What the exercise asks:
The answer is a single number: how many lines hold the string "webhookUrl".

#### Record set

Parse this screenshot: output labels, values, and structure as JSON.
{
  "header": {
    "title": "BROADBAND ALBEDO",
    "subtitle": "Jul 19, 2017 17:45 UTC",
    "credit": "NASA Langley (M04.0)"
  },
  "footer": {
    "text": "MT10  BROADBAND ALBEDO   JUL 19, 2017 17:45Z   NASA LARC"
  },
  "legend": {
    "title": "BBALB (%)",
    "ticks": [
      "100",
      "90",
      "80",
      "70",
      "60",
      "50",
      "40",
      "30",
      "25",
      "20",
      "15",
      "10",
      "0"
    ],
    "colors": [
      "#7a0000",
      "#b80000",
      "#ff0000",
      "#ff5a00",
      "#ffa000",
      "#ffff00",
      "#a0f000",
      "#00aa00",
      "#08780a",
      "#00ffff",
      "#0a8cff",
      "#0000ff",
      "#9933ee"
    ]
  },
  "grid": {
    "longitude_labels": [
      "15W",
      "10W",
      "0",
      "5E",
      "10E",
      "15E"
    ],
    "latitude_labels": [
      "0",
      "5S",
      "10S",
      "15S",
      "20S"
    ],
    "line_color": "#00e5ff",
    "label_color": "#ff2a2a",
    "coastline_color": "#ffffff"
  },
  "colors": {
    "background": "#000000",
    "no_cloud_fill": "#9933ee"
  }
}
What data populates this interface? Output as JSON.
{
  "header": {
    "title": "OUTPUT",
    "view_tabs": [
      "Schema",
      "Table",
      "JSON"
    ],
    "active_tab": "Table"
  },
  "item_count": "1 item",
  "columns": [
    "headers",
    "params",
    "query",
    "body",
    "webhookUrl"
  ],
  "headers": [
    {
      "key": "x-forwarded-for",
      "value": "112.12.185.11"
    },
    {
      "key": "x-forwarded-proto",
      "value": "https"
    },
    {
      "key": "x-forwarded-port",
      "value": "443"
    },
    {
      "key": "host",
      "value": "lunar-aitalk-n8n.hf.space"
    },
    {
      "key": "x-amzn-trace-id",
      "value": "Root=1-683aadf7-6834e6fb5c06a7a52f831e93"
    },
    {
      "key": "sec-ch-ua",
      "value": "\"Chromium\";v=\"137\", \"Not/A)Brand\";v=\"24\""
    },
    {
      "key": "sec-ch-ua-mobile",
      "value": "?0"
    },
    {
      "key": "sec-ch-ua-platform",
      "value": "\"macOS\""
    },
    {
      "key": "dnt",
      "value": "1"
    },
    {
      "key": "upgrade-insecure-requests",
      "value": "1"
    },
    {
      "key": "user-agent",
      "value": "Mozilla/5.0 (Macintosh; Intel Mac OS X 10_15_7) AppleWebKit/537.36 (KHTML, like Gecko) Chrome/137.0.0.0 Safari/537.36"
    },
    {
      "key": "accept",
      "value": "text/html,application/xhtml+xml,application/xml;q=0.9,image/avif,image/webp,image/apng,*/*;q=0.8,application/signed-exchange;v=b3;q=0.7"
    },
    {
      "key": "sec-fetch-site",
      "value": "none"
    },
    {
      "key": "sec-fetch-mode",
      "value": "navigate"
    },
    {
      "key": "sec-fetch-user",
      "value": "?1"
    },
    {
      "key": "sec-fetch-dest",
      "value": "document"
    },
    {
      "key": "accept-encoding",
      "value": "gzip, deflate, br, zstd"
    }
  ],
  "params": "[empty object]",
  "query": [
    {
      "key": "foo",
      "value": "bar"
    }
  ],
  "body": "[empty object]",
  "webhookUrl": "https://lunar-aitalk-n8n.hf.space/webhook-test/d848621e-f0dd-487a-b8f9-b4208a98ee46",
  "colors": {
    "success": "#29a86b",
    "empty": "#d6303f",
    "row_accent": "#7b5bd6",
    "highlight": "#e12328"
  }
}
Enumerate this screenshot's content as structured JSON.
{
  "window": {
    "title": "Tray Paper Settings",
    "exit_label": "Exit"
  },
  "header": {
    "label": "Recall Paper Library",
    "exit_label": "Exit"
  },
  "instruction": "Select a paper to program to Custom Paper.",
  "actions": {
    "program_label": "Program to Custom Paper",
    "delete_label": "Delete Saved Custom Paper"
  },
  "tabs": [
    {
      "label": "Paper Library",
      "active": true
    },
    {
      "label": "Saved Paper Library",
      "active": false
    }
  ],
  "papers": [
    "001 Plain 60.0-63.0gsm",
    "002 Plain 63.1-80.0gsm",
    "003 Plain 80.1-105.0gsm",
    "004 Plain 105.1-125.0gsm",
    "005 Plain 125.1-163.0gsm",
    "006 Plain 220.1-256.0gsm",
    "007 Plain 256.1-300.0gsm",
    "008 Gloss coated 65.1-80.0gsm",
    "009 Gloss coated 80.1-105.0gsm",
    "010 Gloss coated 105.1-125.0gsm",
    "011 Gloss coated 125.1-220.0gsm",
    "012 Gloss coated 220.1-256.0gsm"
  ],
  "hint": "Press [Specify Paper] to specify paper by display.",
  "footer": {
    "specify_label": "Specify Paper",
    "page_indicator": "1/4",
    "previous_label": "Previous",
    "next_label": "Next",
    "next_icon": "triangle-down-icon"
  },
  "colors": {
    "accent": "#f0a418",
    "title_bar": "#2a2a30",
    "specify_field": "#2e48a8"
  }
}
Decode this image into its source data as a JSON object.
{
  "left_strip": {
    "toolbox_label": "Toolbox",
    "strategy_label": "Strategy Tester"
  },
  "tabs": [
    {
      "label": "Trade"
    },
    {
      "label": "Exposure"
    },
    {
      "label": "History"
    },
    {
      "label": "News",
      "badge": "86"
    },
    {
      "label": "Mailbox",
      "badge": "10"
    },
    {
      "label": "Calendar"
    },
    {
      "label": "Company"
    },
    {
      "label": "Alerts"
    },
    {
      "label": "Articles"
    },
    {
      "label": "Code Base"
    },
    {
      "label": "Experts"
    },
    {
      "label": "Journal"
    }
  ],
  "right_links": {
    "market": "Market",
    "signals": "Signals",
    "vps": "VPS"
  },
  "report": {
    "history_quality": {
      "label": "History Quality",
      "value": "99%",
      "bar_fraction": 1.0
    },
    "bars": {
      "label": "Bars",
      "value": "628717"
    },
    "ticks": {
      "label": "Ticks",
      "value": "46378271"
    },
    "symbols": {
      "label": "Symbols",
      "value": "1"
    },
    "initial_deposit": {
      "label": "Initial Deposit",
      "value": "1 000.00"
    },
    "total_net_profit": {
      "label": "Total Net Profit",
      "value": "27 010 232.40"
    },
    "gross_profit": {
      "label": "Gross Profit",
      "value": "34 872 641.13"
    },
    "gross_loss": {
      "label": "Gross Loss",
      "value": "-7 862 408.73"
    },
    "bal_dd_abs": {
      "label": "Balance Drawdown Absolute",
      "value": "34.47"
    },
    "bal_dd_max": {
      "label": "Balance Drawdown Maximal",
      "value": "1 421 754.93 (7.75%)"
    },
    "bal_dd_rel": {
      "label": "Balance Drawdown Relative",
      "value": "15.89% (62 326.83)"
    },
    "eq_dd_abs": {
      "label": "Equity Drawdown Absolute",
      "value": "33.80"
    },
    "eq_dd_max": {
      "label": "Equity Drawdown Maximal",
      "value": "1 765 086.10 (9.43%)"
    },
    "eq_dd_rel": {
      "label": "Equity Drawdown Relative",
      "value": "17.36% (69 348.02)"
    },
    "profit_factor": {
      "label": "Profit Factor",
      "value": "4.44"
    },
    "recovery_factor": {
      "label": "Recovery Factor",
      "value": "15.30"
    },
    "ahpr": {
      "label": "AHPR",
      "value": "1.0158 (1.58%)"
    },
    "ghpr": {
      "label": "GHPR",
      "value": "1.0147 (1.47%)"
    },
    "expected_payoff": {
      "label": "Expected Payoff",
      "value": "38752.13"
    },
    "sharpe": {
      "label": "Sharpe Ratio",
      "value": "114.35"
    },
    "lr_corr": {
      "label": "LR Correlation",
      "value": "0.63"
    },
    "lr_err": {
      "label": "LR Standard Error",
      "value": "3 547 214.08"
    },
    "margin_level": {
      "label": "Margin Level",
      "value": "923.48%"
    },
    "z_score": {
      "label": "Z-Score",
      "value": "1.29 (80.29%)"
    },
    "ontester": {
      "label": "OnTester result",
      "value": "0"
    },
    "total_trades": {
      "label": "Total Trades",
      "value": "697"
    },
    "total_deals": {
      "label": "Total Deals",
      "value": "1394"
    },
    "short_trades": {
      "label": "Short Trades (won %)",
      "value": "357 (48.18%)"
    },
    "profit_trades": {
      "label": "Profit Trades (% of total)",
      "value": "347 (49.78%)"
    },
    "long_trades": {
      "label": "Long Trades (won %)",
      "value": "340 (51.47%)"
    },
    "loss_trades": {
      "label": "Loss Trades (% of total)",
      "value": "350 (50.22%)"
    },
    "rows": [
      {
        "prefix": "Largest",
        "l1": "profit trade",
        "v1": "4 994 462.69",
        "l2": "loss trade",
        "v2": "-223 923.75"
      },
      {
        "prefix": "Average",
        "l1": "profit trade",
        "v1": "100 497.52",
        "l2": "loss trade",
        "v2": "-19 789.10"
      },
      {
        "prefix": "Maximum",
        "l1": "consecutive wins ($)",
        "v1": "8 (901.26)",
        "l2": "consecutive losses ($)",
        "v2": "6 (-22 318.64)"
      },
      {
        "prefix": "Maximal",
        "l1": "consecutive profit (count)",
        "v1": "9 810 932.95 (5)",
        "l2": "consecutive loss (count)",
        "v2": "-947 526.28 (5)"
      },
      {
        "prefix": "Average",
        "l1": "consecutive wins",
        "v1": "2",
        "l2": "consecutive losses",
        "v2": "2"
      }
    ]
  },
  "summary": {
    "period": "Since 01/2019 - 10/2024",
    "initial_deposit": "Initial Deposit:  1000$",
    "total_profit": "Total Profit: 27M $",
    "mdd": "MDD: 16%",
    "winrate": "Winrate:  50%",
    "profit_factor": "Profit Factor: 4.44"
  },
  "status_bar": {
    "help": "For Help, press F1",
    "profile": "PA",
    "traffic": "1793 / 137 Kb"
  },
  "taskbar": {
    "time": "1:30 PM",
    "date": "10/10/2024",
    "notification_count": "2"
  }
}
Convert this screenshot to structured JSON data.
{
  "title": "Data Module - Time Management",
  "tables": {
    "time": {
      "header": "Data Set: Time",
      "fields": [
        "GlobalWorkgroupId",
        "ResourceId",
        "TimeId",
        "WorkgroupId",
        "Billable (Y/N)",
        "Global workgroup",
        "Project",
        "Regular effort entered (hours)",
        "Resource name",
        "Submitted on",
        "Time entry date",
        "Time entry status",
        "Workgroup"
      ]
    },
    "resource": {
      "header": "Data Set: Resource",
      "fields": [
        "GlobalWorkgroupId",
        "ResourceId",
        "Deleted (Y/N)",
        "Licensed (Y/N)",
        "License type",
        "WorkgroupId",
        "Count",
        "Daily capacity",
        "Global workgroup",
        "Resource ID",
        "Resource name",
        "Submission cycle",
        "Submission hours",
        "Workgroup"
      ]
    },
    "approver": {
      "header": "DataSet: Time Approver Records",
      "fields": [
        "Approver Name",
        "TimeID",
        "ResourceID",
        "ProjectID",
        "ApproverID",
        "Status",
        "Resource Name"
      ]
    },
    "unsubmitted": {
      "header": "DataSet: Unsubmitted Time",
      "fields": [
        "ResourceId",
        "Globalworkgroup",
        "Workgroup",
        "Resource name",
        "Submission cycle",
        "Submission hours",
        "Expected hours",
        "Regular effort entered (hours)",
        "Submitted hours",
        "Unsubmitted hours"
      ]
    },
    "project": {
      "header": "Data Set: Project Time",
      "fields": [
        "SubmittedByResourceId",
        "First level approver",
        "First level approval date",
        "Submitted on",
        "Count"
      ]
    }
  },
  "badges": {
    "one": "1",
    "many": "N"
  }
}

########

Exercise output:
2